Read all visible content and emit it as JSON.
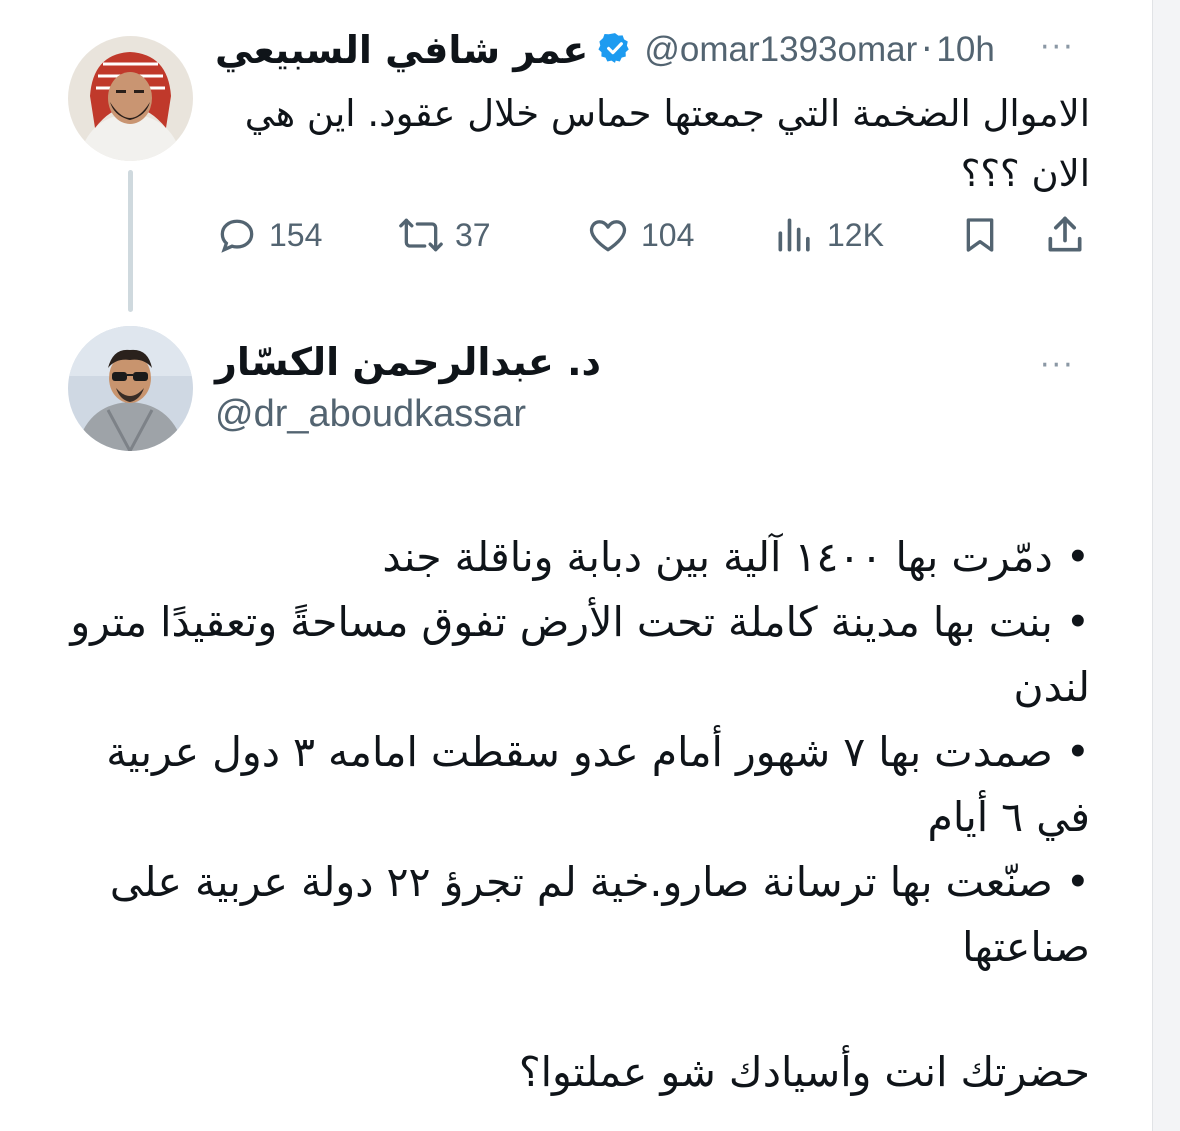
{
  "tweet": {
    "author_name": "عمر شافي السبيعي",
    "handle": "@omar1393omar",
    "separator": "·",
    "time": "10h",
    "more": "···",
    "text": "الاموال الضخمة التي جمعتها حماس خلال عقود. اين هي الان ؟؟؟",
    "stats": {
      "replies": "154",
      "retweets": "37",
      "likes": "104",
      "views": "12K"
    }
  },
  "reply": {
    "author_name": "د. عبدالرحمن الكسّار",
    "handle": "@dr_aboudkassar",
    "more": "···",
    "bullets": [
      "• دمّرت بها ١٤٠٠ آلية بين دبابة وناقلة جند",
      "• بنت بها مدينة كاملة تحت الأرض تفوق مساحةً وتعقيدًا مترو لندن",
      "• صمدت بها ٧ شهور أمام عدو سقطت امامه ٣ دول عربية في ٦ أيام",
      "• صنّعت بها ترسانة صارو.خية لم تجرؤ ٢٢ دولة عربية على صناعتها"
    ],
    "closing": "حضرتك انت وأسيادك شو عملتوا؟"
  },
  "colors": {
    "verified": "#1d9bf0",
    "muted": "#536471",
    "thread_line": "#cfd9de"
  }
}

════════════════════

**INSTRUCTIONS TO FOLLOW**.
Quote the data above in full and without alteration; skip the pictures.

**ANSWER FOR THIS EXERCISE**.
Read all visible content and emit it as JSON.
{
  "tweet": {
    "author_name": "عمر شافي السبيعي",
    "handle": "@omar1393omar",
    "separator": "·",
    "time": "10h",
    "more": "···",
    "text": "الاموال الضخمة التي جمعتها حماس خلال عقود. اين هي الان ؟؟؟",
    "stats": {
      "replies": "154",
      "retweets": "37",
      "likes": "104",
      "views": "12K"
    }
  },
  "reply": {
    "author_name": "د. عبدالرحمن الكسّار",
    "handle": "@dr_aboudkassar",
    "more": "···",
    "bullets": [
      "• دمّرت بها ١٤٠٠ آلية بين دبابة وناقلة جند",
      "• بنت بها مدينة كاملة تحت الأرض تفوق مساحةً وتعقيدًا مترو لندن",
      "• صمدت بها ٧ شهور أمام عدو سقطت امامه ٣ دول عربية في ٦ أيام",
      "• صنّعت بها ترسانة صارو.خية لم تجرؤ ٢٢ دولة عربية على صناعتها"
    ],
    "closing": "حضرتك انت وأسيادك شو عملتوا؟"
  },
  "colors": {
    "verified": "#1d9bf0",
    "muted": "#536471",
    "thread_line": "#cfd9de"
  }
}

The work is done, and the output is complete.